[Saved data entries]
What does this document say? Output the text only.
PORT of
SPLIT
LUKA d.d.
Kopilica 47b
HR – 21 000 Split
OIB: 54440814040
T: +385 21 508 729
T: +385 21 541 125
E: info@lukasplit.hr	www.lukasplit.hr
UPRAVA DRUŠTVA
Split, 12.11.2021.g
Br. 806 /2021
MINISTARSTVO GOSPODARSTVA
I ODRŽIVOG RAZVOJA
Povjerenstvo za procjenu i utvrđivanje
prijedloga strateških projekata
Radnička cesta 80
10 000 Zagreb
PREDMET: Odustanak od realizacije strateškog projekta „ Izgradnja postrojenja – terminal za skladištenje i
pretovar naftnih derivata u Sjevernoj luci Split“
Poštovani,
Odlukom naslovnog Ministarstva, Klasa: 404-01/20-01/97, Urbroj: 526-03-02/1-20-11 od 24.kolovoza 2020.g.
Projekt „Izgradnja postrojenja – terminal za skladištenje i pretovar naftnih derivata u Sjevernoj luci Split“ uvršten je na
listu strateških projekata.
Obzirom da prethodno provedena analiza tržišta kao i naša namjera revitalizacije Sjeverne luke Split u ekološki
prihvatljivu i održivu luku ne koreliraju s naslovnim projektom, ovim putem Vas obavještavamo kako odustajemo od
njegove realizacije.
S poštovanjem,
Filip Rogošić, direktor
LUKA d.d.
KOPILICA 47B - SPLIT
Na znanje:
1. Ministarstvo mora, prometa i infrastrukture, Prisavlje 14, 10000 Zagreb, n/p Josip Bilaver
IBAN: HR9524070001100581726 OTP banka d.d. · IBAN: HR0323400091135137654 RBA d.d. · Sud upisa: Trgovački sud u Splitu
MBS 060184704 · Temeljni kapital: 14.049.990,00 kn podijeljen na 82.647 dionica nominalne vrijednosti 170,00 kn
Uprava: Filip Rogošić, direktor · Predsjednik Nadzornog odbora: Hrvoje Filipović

--

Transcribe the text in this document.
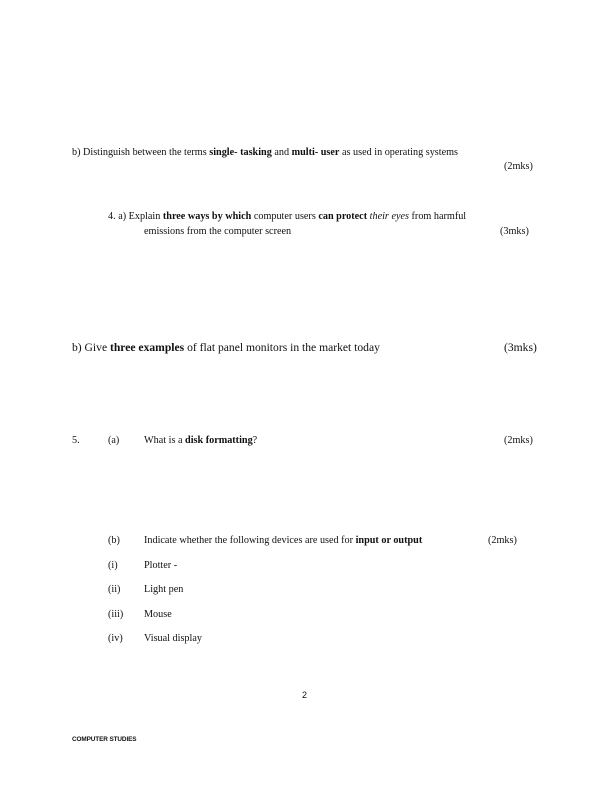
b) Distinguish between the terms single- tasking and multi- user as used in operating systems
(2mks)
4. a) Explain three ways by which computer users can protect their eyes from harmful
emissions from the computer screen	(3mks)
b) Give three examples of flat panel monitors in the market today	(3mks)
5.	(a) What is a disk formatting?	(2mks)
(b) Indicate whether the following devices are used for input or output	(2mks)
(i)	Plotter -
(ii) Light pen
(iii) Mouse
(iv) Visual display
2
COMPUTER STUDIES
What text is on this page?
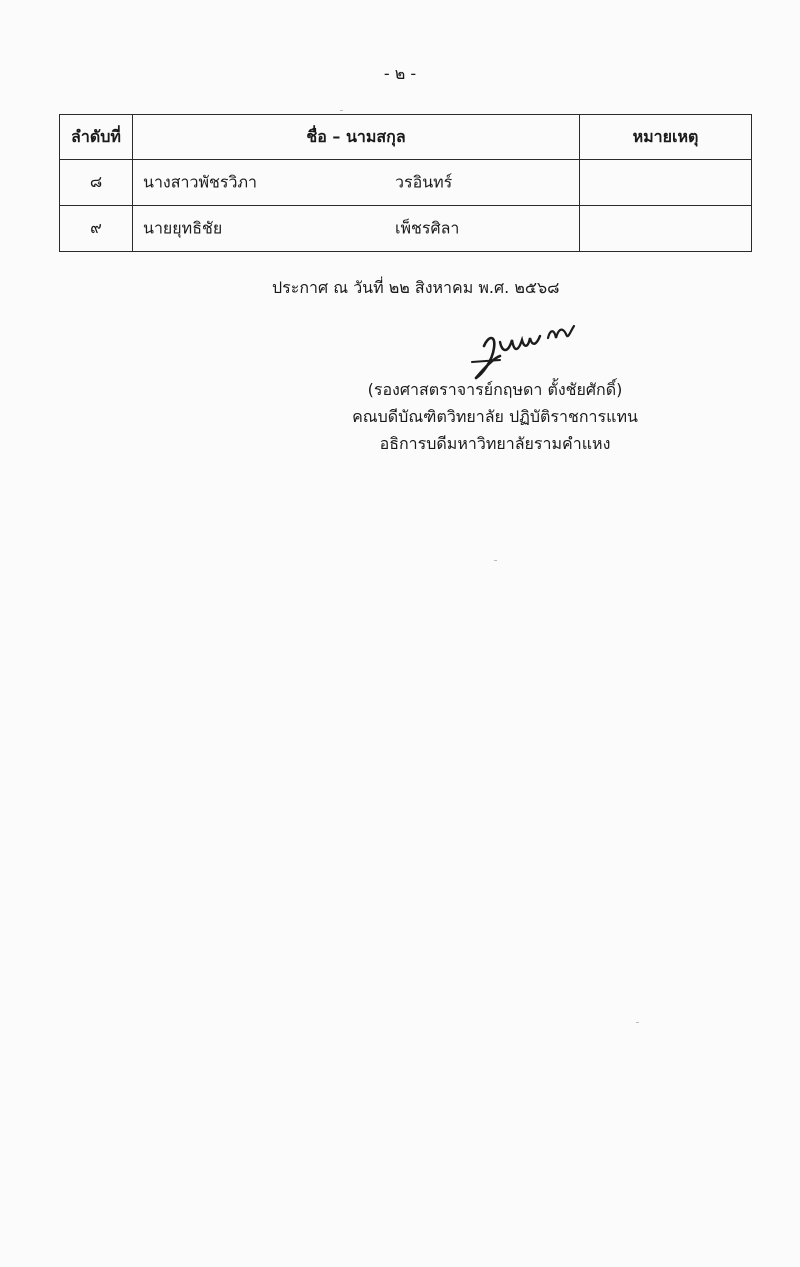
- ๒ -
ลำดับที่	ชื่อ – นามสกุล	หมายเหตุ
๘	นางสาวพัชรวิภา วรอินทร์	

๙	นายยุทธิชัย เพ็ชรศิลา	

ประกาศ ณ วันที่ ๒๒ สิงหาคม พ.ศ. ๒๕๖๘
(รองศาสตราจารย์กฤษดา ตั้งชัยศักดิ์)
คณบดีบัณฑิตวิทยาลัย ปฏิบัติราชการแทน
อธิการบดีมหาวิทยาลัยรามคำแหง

---

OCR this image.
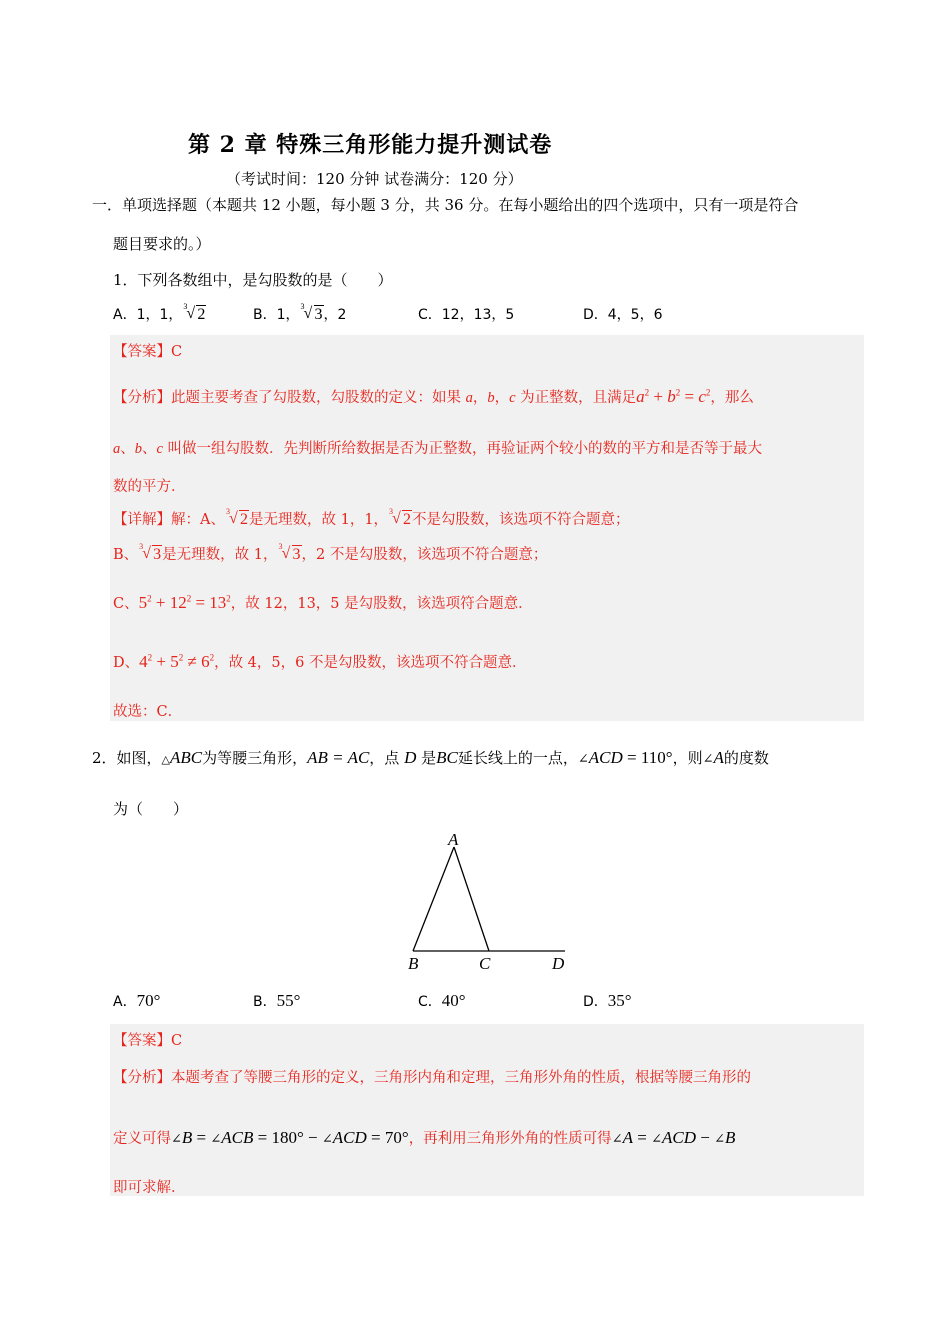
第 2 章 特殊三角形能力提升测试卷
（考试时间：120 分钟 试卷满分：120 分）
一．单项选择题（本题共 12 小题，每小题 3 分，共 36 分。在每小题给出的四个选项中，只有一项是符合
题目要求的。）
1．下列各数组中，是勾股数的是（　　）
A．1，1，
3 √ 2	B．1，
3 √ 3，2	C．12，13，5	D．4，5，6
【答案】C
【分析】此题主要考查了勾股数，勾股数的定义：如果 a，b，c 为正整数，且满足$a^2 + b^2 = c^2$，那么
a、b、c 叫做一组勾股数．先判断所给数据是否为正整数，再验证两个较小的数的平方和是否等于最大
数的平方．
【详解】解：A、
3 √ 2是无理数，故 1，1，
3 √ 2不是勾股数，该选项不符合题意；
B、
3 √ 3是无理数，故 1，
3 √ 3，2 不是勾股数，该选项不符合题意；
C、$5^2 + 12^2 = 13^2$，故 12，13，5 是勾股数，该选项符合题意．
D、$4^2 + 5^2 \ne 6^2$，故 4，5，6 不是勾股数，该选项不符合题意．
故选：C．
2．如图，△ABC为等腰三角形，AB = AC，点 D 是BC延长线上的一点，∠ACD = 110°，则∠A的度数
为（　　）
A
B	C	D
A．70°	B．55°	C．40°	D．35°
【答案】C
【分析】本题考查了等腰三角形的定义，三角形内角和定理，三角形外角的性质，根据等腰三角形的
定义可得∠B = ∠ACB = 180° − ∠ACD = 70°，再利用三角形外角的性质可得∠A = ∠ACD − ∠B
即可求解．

_Task objective_
Report only how many lines in the listing contain the string "derivata".

_Written solution_
2